(Data records)
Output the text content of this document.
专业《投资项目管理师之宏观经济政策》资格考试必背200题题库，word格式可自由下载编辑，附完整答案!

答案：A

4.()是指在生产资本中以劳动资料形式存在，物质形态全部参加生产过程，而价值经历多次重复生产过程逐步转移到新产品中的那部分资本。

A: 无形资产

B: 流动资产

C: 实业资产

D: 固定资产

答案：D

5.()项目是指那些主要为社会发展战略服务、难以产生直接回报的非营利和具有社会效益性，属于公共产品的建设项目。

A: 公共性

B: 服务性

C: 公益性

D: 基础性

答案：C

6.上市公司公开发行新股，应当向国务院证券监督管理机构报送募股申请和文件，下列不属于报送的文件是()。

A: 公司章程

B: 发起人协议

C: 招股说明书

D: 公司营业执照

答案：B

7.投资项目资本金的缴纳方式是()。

■ Task to carry out ■
Repeat every entry word for word.

■ Final result ■
Output the text content of this document.
专业《投资项目管理师之宏观经济政策》资格考试必背200题题库，word格式可自由下载编辑，附完整答案!

答案：A

4.()是指在生产资本中以劳动资料形式存在，物质形态全部参加生产过程，而价值经历多次重复生产过程逐步转移到新产品中的那部分资本。

A: 无形资产

B: 流动资产

C: 实业资产

D: 固定资产

答案：D

5.()项目是指那些主要为社会发展战略服务、难以产生直接回报的非营利和具有社会效益性，属于公共产品的建设项目。

A: 公共性

B: 服务性

C: 公益性

D: 基础性

答案：C

6.上市公司公开发行新股，应当向国务院证券监督管理机构报送募股申请和文件，下列不属于报送的文件是()。

A: 公司章程

B: 发起人协议

C: 招股说明书

D: 公司营业执照

答案：B

7.投资项目资本金的缴纳方式是()。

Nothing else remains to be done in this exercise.